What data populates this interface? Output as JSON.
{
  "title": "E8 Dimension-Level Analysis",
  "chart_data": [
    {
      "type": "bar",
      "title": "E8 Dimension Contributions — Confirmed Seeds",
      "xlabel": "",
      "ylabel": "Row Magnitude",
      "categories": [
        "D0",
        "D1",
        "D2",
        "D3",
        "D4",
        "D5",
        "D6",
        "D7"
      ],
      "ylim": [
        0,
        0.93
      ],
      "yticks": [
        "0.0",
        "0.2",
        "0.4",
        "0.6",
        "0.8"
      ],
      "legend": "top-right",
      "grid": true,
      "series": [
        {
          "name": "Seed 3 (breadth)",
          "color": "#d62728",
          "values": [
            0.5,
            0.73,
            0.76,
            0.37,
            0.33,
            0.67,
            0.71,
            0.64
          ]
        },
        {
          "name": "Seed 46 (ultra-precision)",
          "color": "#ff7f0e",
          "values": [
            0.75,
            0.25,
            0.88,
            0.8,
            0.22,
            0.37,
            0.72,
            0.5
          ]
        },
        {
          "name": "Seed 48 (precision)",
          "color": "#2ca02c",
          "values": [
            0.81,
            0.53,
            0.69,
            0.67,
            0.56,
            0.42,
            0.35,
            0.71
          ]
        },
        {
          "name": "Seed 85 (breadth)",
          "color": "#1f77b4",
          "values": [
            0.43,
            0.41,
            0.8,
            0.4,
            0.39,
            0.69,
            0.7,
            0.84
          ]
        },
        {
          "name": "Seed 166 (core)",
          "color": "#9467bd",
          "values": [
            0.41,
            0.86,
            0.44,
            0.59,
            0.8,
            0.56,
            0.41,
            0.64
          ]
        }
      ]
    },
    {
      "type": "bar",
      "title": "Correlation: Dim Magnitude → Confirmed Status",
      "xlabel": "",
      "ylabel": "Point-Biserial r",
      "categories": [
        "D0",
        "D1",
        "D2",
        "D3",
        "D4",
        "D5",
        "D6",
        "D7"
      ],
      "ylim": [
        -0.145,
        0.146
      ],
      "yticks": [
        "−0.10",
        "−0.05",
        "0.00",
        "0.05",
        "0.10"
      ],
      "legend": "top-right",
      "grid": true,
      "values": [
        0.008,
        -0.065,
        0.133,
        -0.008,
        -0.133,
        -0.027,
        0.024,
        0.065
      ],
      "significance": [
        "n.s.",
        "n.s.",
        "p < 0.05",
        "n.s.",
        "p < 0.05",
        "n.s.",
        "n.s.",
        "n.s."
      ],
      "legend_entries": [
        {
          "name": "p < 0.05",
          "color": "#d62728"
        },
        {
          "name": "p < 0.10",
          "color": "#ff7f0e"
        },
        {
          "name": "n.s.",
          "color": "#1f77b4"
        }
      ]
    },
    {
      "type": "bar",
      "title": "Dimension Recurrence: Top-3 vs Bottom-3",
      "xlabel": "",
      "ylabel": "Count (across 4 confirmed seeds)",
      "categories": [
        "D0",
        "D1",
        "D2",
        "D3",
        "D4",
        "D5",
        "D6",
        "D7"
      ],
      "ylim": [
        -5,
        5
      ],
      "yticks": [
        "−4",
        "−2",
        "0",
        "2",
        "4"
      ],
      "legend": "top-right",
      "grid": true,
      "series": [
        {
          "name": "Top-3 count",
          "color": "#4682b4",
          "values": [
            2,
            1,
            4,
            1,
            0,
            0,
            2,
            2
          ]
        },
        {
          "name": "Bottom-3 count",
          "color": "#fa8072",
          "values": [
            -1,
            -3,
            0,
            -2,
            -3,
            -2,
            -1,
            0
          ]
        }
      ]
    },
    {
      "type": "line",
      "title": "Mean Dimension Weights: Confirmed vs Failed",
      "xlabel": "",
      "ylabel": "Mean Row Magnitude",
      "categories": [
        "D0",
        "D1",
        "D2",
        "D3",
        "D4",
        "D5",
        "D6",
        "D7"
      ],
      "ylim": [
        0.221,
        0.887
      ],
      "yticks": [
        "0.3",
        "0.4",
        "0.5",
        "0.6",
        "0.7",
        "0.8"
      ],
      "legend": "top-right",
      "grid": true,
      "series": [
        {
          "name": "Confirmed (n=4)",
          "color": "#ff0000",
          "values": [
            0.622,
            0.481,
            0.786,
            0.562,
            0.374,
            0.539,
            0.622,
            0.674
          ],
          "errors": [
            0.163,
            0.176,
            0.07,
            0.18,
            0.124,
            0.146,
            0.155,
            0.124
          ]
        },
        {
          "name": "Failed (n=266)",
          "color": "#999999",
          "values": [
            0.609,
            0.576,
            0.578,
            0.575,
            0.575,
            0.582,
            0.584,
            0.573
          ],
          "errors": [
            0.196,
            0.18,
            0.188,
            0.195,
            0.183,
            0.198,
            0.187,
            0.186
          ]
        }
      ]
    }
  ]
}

Task directions: Copy out each line above, character for character.

Finished exercise:
What data populates this interface? Output as JSON.
{
  "title": "E8 Dimension-Level Analysis",
  "chart_data": [
    {
      "type": "bar",
      "title": "E8 Dimension Contributions — Confirmed Seeds",
      "xlabel": "",
      "ylabel": "Row Magnitude",
      "categories": [
        "D0",
        "D1",
        "D2",
        "D3",
        "D4",
        "D5",
        "D6",
        "D7"
      ],
      "ylim": [
        0,
        0.93
      ],
      "yticks": [
        "0.0",
        "0.2",
        "0.4",
        "0.6",
        "0.8"
      ],
      "legend": "top-right",
      "grid": true,
      "series": [
        {
          "name": "Seed 3 (breadth)",
          "color": "#d62728",
          "values": [
            0.5,
            0.73,
            0.76,
            0.37,
            0.33,
            0.67,
            0.71,
            0.64
          ]
        },
        {
          "name": "Seed 46 (ultra-precision)",
          "color": "#ff7f0e",
          "values": [
            0.75,
            0.25,
            0.88,
            0.8,
            0.22,
            0.37,
            0.72,
            0.5
          ]
        },
        {
          "name": "Seed 48 (precision)",
          "color": "#2ca02c",
          "values": [
            0.81,
            0.53,
            0.69,
            0.67,
            0.56,
            0.42,
            0.35,
            0.71
          ]
        },
        {
          "name": "Seed 85 (breadth)",
          "color": "#1f77b4",
          "values": [
            0.43,
            0.41,
            0.8,
            0.4,
            0.39,
            0.69,
            0.7,
            0.84
          ]
        },
        {
          "name": "Seed 166 (core)",
          "color": "#9467bd",
          "values": [
            0.41,
            0.86,
            0.44,
            0.59,
            0.8,
            0.56,
            0.41,
            0.64
          ]
        }
      ]
    },
    {
      "type": "bar",
      "title": "Correlation: Dim Magnitude → Confirmed Status",
      "xlabel": "",
      "ylabel": "Point-Biserial r",
      "categories": [
        "D0",
        "D1",
        "D2",
        "D3",
        "D4",
        "D5",
        "D6",
        "D7"
      ],
      "ylim": [
        -0.145,
        0.146
      ],
      "yticks": [
        "−0.10",
        "−0.05",
        "0.00",
        "0.05",
        "0.10"
      ],
      "legend": "top-right",
      "grid": true,
      "values": [
        0.008,
        -0.065,
        0.133,
        -0.008,
        -0.133,
        -0.027,
        0.024,
        0.065
      ],
      "significance": [
        "n.s.",
        "n.s.",
        "p < 0.05",
        "n.s.",
        "p < 0.05",
        "n.s.",
        "n.s.",
        "n.s."
      ],
      "legend_entries": [
        {
          "name": "p < 0.05",
          "color": "#d62728"
        },
        {
          "name": "p < 0.10",
          "color": "#ff7f0e"
        },
        {
          "name": "n.s.",
          "color": "#1f77b4"
        }
      ]
    },
    {
      "type": "bar",
      "title": "Dimension Recurrence: Top-3 vs Bottom-3",
      "xlabel": "",
      "ylabel": "Count (across 4 confirmed seeds)",
      "categories": [
        "D0",
        "D1",
        "D2",
        "D3",
        "D4",
        "D5",
        "D6",
        "D7"
      ],
      "ylim": [
        -5,
        5
      ],
      "yticks": [
        "−4",
        "−2",
        "0",
        "2",
        "4"
      ],
      "legend": "top-right",
      "grid": true,
      "series": [
        {
          "name": "Top-3 count",
          "color": "#4682b4",
          "values": [
            2,
            1,
            4,
            1,
            0,
            0,
            2,
            2
          ]
        },
        {
          "name": "Bottom-3 count",
          "color": "#fa8072",
          "values": [
            -1,
            -3,
            0,
            -2,
            -3,
            -2,
            -1,
            0
          ]
        }
      ]
    },
    {
      "type": "line",
      "title": "Mean Dimension Weights: Confirmed vs Failed",
      "xlabel": "",
      "ylabel": "Mean Row Magnitude",
      "categories": [
        "D0",
        "D1",
        "D2",
        "D3",
        "D4",
        "D5",
        "D6",
        "D7"
      ],
      "ylim": [
        0.221,
        0.887
      ],
      "yticks": [
        "0.3",
        "0.4",
        "0.5",
        "0.6",
        "0.7",
        "0.8"
      ],
      "legend": "top-right",
      "grid": true,
      "series": [
        {
          "name": "Confirmed (n=4)",
          "color": "#ff0000",
          "values": [
            0.622,
            0.481,
            0.786,
            0.562,
            0.374,
            0.539,
            0.622,
            0.674
          ],
          "errors": [
            0.163,
            0.176,
            0.07,
            0.18,
            0.124,
            0.146,
            0.155,
            0.124
          ]
        },
        {
          "name": "Failed (n=266)",
          "color": "#999999",
          "values": [
            0.609,
            0.576,
            0.578,
            0.575,
            0.575,
            0.582,
            0.584,
            0.573
          ],
          "errors": [
            0.196,
            0.18,
            0.188,
            0.195,
            0.183,
            0.198,
            0.187,
            0.186
          ]
        }
      ]
    }
  ]
}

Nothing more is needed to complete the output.